Dataset items:
** START **

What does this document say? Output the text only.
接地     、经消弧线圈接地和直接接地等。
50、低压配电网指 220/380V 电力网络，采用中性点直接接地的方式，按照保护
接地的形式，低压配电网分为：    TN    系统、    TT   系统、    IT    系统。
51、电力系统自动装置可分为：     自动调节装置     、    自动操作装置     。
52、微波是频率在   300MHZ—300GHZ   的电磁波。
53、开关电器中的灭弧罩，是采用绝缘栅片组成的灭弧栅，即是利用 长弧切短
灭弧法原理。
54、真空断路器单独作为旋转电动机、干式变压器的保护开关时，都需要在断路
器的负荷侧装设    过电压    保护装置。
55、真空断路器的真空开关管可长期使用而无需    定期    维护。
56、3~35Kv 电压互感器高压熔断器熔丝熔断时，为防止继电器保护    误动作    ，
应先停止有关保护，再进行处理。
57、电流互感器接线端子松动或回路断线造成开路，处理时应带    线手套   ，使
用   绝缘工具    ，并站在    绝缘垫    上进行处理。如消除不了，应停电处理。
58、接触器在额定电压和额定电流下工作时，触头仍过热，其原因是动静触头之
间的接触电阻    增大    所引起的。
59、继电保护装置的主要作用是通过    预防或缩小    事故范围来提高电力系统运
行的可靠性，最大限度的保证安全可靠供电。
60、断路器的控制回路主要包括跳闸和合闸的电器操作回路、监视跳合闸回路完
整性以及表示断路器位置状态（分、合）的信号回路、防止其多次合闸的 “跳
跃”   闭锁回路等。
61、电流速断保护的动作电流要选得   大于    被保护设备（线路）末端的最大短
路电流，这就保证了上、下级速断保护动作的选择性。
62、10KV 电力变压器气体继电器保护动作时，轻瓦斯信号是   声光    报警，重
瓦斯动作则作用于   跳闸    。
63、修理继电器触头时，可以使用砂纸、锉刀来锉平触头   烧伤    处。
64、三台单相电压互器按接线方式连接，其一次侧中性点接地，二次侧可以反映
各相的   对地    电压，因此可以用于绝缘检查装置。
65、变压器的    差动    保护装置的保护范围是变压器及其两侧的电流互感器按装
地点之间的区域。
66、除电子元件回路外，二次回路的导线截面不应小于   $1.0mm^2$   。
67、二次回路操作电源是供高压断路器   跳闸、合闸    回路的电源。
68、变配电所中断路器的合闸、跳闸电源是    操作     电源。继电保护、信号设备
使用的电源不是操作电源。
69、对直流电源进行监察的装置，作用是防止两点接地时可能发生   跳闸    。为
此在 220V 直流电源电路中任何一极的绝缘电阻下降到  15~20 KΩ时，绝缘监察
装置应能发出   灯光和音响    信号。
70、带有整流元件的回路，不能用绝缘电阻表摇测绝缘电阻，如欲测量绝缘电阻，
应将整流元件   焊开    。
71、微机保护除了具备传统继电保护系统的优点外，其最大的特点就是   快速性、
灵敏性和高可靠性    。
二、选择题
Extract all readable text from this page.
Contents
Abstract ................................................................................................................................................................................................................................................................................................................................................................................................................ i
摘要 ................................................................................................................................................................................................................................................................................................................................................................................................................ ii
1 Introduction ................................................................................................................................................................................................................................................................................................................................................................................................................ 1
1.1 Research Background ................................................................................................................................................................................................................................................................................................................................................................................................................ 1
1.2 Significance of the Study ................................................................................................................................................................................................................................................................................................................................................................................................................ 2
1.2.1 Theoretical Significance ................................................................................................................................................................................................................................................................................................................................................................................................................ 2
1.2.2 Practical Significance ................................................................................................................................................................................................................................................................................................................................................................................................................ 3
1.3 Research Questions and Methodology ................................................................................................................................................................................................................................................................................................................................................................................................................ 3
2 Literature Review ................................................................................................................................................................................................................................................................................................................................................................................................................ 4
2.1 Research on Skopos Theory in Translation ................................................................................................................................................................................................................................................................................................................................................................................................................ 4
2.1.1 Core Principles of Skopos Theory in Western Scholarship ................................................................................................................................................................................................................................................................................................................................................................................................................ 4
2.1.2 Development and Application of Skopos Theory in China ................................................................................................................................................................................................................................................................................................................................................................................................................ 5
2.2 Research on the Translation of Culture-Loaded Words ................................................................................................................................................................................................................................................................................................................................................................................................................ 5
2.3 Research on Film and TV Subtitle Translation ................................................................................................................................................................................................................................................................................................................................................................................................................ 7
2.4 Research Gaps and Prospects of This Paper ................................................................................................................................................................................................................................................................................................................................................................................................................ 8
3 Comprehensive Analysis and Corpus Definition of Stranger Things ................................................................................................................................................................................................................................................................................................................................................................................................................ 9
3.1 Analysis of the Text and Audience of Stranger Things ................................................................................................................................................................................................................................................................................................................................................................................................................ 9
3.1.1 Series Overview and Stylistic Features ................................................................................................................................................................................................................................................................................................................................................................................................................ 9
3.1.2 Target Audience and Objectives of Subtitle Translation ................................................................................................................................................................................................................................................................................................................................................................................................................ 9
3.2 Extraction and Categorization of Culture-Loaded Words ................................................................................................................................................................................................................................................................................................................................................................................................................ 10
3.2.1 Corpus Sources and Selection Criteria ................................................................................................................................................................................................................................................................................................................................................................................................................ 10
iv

** END **

* **Task details**:
Nothing should be left out: repeat all of the data exactly.

* **Solution for this exercise**:
What does this document say? Output the text only.
接地     、经消弧线圈接地和直接接地等。
50、低压配电网指 220/380V 电力网络，采用中性点直接接地的方式，按照保护
接地的形式，低压配电网分为：    TN    系统、    TT   系统、    IT    系统。
51、电力系统自动装置可分为：     自动调节装置     、    自动操作装置     。
52、微波是频率在   300MHZ—300GHZ   的电磁波。
53、开关电器中的灭弧罩，是采用绝缘栅片组成的灭弧栅，即是利用 长弧切短
灭弧法原理。
54、真空断路器单独作为旋转电动机、干式变压器的保护开关时，都需要在断路
器的负荷侧装设    过电压    保护装置。
55、真空断路器的真空开关管可长期使用而无需    定期    维护。
56、3~35Kv 电压互感器高压熔断器熔丝熔断时，为防止继电器保护    误动作    ，
应先停止有关保护，再进行处理。
57、电流互感器接线端子松动或回路断线造成开路，处理时应带    线手套   ，使
用   绝缘工具    ，并站在    绝缘垫    上进行处理。如消除不了，应停电处理。
58、接触器在额定电压和额定电流下工作时，触头仍过热，其原因是动静触头之
间的接触电阻    增大    所引起的。
59、继电保护装置的主要作用是通过    预防或缩小    事故范围来提高电力系统运
行的可靠性，最大限度的保证安全可靠供电。
60、断路器的控制回路主要包括跳闸和合闸的电器操作回路、监视跳合闸回路完
整性以及表示断路器位置状态（分、合）的信号回路、防止其多次合闸的 “跳
跃”   闭锁回路等。
61、电流速断保护的动作电流要选得   大于    被保护设备（线路）末端的最大短
路电流，这就保证了上、下级速断保护动作的选择性。
62、10KV 电力变压器气体继电器保护动作时，轻瓦斯信号是   声光    报警，重
瓦斯动作则作用于   跳闸    。
63、修理继电器触头时，可以使用砂纸、锉刀来锉平触头   烧伤    处。
64、三台单相电压互器按接线方式连接，其一次侧中性点接地，二次侧可以反映
各相的   对地    电压，因此可以用于绝缘检查装置。
65、变压器的    差动    保护装置的保护范围是变压器及其两侧的电流互感器按装
地点之间的区域。
66、除电子元件回路外，二次回路的导线截面不应小于   $1.0mm^2$   。
67、二次回路操作电源是供高压断路器   跳闸、合闸    回路的电源。
68、变配电所中断路器的合闸、跳闸电源是    操作     电源。继电保护、信号设备
使用的电源不是操作电源。
69、对直流电源进行监察的装置，作用是防止两点接地时可能发生   跳闸    。为
此在 220V 直流电源电路中任何一极的绝缘电阻下降到  15~20 KΩ时，绝缘监察
装置应能发出   灯光和音响    信号。
70、带有整流元件的回路，不能用绝缘电阻表摇测绝缘电阻，如欲测量绝缘电阻，
应将整流元件   焊开    。
71、微机保护除了具备传统继电保护系统的优点外，其最大的特点就是   快速性、
灵敏性和高可靠性    。
二、选择题
Extract all readable text from this page.
Contents
Abstract ................................................................................................................................................................................................................................................................................................................................................................................................................ i
摘要 ................................................................................................................................................................................................................................................................................................................................................................................................................ ii
1 Introduction ................................................................................................................................................................................................................................................................................................................................................................................................................ 1
1.1 Research Background ................................................................................................................................................................................................................................................................................................................................................................................................................ 1
1.2 Significance of the Study ................................................................................................................................................................................................................................................................................................................................................................................................................ 2
1.2.1 Theoretical Significance ................................................................................................................................................................................................................................................................................................................................................................................................................ 2
1.2.2 Practical Significance ................................................................................................................................................................................................................................................................................................................................................................................................................ 3
1.3 Research Questions and Methodology ................................................................................................................................................................................................................................................................................................................................................................................................................ 3
2 Literature Review ................................................................................................................................................................................................................................................................................................................................................................................................................ 4
2.1 Research on Skopos Theory in Translation ................................................................................................................................................................................................................................................................................................................................................................................................................ 4
2.1.1 Core Principles of Skopos Theory in Western Scholarship ................................................................................................................................................................................................................................................................................................................................................................................................................ 4
2.1.2 Development and Application of Skopos Theory in China ................................................................................................................................................................................................................................................................................................................................................................................................................ 5
2.2 Research on the Translation of Culture-Loaded Words ................................................................................................................................................................................................................................................................................................................................................................................................................ 5
2.3 Research on Film and TV Subtitle Translation ................................................................................................................................................................................................................................................................................................................................................................................................................ 7
2.4 Research Gaps and Prospects of This Paper ................................................................................................................................................................................................................................................................................................................................................................................................................ 8
3 Comprehensive Analysis and Corpus Definition of Stranger Things ................................................................................................................................................................................................................................................................................................................................................................................................................ 9
3.1 Analysis of the Text and Audience of Stranger Things ................................................................................................................................................................................................................................................................................................................................................................................................................ 9
3.1.1 Series Overview and Stylistic Features ................................................................................................................................................................................................................................................................................................................................................................................................................ 9
3.1.2 Target Audience and Objectives of Subtitle Translation ................................................................................................................................................................................................................................................................................................................................................................................................................ 9
3.2 Extraction and Categorization of Culture-Loaded Words ................................................................................................................................................................................................................................................................................................................................................................................................................ 10
3.2.1 Corpus Sources and Selection Criteria ................................................................................................................................................................................................................................................................................................................................................................................................................ 10
iv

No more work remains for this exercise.